## begin RECORDS SHOWN

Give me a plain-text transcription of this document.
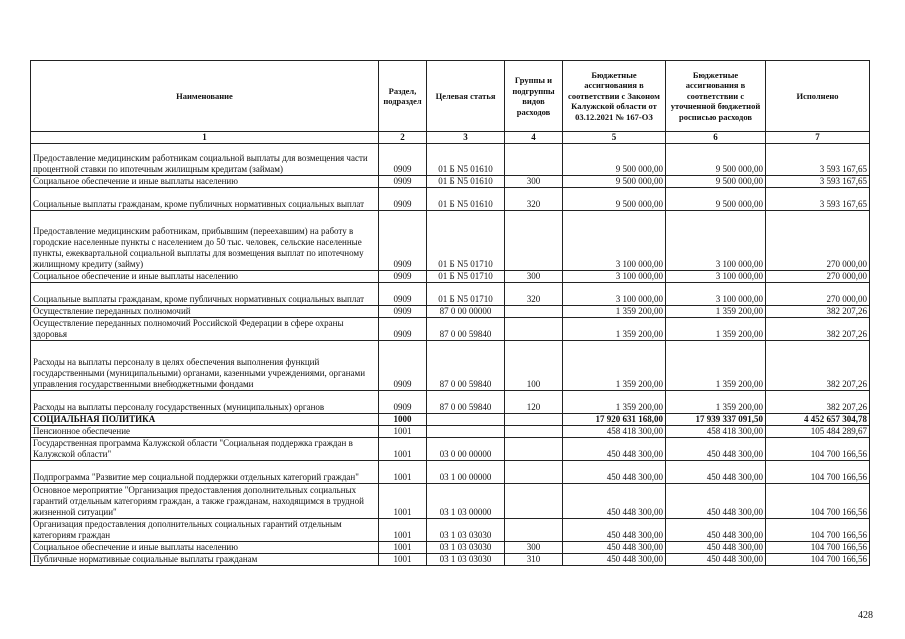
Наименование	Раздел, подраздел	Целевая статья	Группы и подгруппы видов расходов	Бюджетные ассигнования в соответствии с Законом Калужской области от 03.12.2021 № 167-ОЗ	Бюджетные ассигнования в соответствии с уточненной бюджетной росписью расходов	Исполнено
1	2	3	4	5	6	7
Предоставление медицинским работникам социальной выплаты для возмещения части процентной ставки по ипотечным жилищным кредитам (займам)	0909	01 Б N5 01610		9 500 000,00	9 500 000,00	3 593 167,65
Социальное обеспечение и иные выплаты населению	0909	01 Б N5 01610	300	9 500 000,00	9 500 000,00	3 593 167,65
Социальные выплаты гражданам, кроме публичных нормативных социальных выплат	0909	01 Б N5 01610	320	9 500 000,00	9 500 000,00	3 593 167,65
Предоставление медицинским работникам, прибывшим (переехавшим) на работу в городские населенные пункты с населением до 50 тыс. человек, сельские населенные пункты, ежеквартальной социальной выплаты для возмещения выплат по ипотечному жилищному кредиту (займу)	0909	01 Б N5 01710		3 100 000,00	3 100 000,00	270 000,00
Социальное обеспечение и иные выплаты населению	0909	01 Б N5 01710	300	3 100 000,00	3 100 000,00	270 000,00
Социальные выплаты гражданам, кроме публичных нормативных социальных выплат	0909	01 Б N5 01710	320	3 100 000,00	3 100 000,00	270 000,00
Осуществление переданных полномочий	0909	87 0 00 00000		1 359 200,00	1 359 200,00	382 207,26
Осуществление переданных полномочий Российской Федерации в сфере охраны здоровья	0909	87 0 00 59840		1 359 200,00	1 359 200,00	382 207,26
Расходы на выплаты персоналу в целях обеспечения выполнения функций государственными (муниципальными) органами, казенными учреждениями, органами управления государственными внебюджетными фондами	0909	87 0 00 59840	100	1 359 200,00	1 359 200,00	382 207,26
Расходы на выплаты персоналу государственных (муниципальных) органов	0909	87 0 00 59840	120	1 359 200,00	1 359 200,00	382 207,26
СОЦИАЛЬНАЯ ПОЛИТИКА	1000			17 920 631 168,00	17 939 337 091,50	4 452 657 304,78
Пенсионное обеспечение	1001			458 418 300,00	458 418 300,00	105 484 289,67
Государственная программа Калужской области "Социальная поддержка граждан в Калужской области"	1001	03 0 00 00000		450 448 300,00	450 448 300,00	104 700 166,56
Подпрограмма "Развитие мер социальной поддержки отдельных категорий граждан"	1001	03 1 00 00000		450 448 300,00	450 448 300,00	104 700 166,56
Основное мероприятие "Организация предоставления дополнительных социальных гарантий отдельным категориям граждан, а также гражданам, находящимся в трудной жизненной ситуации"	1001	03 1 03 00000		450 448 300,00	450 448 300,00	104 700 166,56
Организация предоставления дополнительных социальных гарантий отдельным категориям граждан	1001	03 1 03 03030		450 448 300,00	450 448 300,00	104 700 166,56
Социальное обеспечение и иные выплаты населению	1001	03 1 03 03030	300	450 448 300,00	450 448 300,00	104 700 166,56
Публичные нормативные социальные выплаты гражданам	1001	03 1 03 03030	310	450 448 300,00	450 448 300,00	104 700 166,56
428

## end RECORDS SHOWN

- GIVEN PROBLEM: Count the lines above that contain the word "Предоставление", and give only that number.

- RESULT BELOW: 2